● Exercise requirements
Would you quote the material below in full and unchanged?

● Data section
○ ○ ○ ○
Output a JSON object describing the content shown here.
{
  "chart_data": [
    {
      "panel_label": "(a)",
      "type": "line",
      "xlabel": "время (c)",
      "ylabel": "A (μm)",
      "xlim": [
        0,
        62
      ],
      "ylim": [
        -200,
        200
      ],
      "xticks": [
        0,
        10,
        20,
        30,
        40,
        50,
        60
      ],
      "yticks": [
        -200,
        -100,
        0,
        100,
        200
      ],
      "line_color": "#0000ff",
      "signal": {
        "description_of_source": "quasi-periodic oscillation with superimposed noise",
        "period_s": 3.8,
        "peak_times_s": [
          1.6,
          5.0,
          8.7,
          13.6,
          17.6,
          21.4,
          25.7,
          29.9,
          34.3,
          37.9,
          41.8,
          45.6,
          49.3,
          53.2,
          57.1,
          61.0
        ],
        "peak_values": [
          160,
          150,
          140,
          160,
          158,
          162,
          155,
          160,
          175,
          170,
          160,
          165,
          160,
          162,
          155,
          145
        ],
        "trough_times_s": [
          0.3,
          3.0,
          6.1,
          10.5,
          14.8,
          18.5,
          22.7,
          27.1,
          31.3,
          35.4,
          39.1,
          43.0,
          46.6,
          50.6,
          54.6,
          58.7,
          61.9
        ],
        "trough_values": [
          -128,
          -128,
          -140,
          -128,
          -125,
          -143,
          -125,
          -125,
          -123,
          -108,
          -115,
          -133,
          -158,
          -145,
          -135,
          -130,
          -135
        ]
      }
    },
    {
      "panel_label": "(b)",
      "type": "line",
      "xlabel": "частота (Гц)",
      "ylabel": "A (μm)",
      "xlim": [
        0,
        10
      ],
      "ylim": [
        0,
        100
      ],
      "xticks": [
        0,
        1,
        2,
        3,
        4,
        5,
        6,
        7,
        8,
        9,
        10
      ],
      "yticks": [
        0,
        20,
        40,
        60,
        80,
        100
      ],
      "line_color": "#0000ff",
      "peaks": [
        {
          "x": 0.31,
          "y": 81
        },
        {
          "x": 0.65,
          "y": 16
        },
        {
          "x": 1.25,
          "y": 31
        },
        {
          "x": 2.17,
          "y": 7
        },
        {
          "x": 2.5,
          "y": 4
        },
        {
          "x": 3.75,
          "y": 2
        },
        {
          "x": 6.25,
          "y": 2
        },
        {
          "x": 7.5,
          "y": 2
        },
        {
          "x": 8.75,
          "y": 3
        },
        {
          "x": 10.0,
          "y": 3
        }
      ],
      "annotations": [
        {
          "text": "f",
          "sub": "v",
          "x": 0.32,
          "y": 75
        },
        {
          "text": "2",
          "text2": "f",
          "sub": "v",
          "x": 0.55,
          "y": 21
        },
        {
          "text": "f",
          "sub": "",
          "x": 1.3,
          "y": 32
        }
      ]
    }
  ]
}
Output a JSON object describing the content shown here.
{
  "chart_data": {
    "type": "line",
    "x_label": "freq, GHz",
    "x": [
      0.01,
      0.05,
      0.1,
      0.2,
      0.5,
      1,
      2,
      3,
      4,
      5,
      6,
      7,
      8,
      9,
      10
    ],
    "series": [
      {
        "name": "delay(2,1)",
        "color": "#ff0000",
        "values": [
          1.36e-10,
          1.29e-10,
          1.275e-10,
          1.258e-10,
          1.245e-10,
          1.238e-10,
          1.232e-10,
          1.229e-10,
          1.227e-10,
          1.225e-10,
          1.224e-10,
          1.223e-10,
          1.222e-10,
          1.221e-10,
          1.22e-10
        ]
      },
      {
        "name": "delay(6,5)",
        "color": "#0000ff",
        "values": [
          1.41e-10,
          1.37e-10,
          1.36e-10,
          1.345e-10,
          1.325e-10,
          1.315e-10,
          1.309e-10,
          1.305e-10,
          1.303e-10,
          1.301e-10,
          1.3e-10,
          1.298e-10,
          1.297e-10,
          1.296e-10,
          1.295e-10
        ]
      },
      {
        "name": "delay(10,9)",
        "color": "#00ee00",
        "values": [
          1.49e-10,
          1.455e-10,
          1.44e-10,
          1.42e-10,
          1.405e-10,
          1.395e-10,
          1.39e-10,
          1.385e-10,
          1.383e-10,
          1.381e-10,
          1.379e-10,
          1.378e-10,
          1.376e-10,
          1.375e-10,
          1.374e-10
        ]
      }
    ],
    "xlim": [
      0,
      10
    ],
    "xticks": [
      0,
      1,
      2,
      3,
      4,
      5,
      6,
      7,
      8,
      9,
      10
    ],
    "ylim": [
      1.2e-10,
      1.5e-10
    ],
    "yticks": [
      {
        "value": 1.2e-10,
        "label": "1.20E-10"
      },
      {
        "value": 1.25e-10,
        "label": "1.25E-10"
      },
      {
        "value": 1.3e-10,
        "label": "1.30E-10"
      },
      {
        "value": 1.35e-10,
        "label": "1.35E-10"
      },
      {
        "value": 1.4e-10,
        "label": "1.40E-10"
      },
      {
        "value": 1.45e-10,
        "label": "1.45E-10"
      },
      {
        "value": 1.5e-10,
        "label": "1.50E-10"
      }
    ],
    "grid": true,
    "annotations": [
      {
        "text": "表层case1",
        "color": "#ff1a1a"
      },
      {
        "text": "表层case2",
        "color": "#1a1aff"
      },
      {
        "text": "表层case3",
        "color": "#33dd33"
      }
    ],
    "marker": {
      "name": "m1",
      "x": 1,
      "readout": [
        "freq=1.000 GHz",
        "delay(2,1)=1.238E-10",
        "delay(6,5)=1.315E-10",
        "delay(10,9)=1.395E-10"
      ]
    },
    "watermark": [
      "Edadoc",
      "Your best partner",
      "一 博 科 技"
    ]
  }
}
○ ○ ○ ○
● Exercise result
Output a JSON object describing the content shown here.
{
  "chart_data": [
    {
      "panel_label": "(a)",
      "type": "line",
      "xlabel": "время (c)",
      "ylabel": "A (μm)",
      "xlim": [
        0,
        62
      ],
      "ylim": [
        -200,
        200
      ],
      "xticks": [
        0,
        10,
        20,
        30,
        40,
        50,
        60
      ],
      "yticks": [
        -200,
        -100,
        0,
        100,
        200
      ],
      "line_color": "#0000ff",
      "signal": {
        "description_of_source": "quasi-periodic oscillation with superimposed noise",
        "period_s": 3.8,
        "peak_times_s": [
          1.6,
          5.0,
          8.7,
          13.6,
          17.6,
          21.4,
          25.7,
          29.9,
          34.3,
          37.9,
          41.8,
          45.6,
          49.3,
          53.2,
          57.1,
          61.0
        ],
        "peak_values": [
          160,
          150,
          140,
          160,
          158,
          162,
          155,
          160,
          175,
          170,
          160,
          165,
          160,
          162,
          155,
          145
        ],
        "trough_times_s": [
          0.3,
          3.0,
          6.1,
          10.5,
          14.8,
          18.5,
          22.7,
          27.1,
          31.3,
          35.4,
          39.1,
          43.0,
          46.6,
          50.6,
          54.6,
          58.7,
          61.9
        ],
        "trough_values": [
          -128,
          -128,
          -140,
          -128,
          -125,
          -143,
          -125,
          -125,
          -123,
          -108,
          -115,
          -133,
          -158,
          -145,
          -135,
          -130,
          -135
        ]
      }
    },
    {
      "panel_label": "(b)",
      "type": "line",
      "xlabel": "частота (Гц)",
      "ylabel": "A (μm)",
      "xlim": [
        0,
        10
      ],
      "ylim": [
        0,
        100
      ],
      "xticks": [
        0,
        1,
        2,
        3,
        4,
        5,
        6,
        7,
        8,
        9,
        10
      ],
      "yticks": [
        0,
        20,
        40,
        60,
        80,
        100
      ],
      "line_color": "#0000ff",
      "peaks": [
        {
          "x": 0.31,
          "y": 81
        },
        {
          "x": 0.65,
          "y": 16
        },
        {
          "x": 1.25,
          "y": 31
        },
        {
          "x": 2.17,
          "y": 7
        },
        {
          "x": 2.5,
          "y": 4
        },
        {
          "x": 3.75,
          "y": 2
        },
        {
          "x": 6.25,
          "y": 2
        },
        {
          "x": 7.5,
          "y": 2
        },
        {
          "x": 8.75,
          "y": 3
        },
        {
          "x": 10.0,
          "y": 3
        }
      ],
      "annotations": [
        {
          "text": "f",
          "sub": "v",
          "x": 0.32,
          "y": 75
        },
        {
          "text": "2",
          "text2": "f",
          "sub": "v",
          "x": 0.55,
          "y": 21
        },
        {
          "text": "f",
          "sub": "",
          "x": 1.3,
          "y": 32
        }
      ]
    }
  ]
}
Output a JSON object describing the content shown here.
{
  "chart_data": {
    "type": "line",
    "x_label": "freq, GHz",
    "x": [
      0.01,
      0.05,
      0.1,
      0.2,
      0.5,
      1,
      2,
      3,
      4,
      5,
      6,
      7,
      8,
      9,
      10
    ],
    "series": [
      {
        "name": "delay(2,1)",
        "color": "#ff0000",
        "values": [
          1.36e-10,
          1.29e-10,
          1.275e-10,
          1.258e-10,
          1.245e-10,
          1.238e-10,
          1.232e-10,
          1.229e-10,
          1.227e-10,
          1.225e-10,
          1.224e-10,
          1.223e-10,
          1.222e-10,
          1.221e-10,
          1.22e-10
        ]
      },
      {
        "name": "delay(6,5)",
        "color": "#0000ff",
        "values": [
          1.41e-10,
          1.37e-10,
          1.36e-10,
          1.345e-10,
          1.325e-10,
          1.315e-10,
          1.309e-10,
          1.305e-10,
          1.303e-10,
          1.301e-10,
          1.3e-10,
          1.298e-10,
          1.297e-10,
          1.296e-10,
          1.295e-10
        ]
      },
      {
        "name": "delay(10,9)",
        "color": "#00ee00",
        "values": [
          1.49e-10,
          1.455e-10,
          1.44e-10,
          1.42e-10,
          1.405e-10,
          1.395e-10,
          1.39e-10,
          1.385e-10,
          1.383e-10,
          1.381e-10,
          1.379e-10,
          1.378e-10,
          1.376e-10,
          1.375e-10,
          1.374e-10
        ]
      }
    ],
    "xlim": [
      0,
      10
    ],
    "xticks": [
      0,
      1,
      2,
      3,
      4,
      5,
      6,
      7,
      8,
      9,
      10
    ],
    "ylim": [
      1.2e-10,
      1.5e-10
    ],
    "yticks": [
      {
        "value": 1.2e-10,
        "label": "1.20E-10"
      },
      {
        "value": 1.25e-10,
        "label": "1.25E-10"
      },
      {
        "value": 1.3e-10,
        "label": "1.30E-10"
      },
      {
        "value": 1.35e-10,
        "label": "1.35E-10"
      },
      {
        "value": 1.4e-10,
        "label": "1.40E-10"
      },
      {
        "value": 1.45e-10,
        "label": "1.45E-10"
      },
      {
        "value": 1.5e-10,
        "label": "1.50E-10"
      }
    ],
    "grid": true,
    "annotations": [
      {
        "text": "表层case1",
        "color": "#ff1a1a"
      },
      {
        "text": "表层case2",
        "color": "#1a1aff"
      },
      {
        "text": "表层case3",
        "color": "#33dd33"
      }
    ],
    "marker": {
      "name": "m1",
      "x": 1,
      "readout": [
        "freq=1.000 GHz",
        "delay(2,1)=1.238E-10",
        "delay(6,5)=1.315E-10",
        "delay(10,9)=1.395E-10"
      ]
    },
    "watermark": [
      "Edadoc",
      "Your best partner",
      "一 博 科 技"
    ]
  }
}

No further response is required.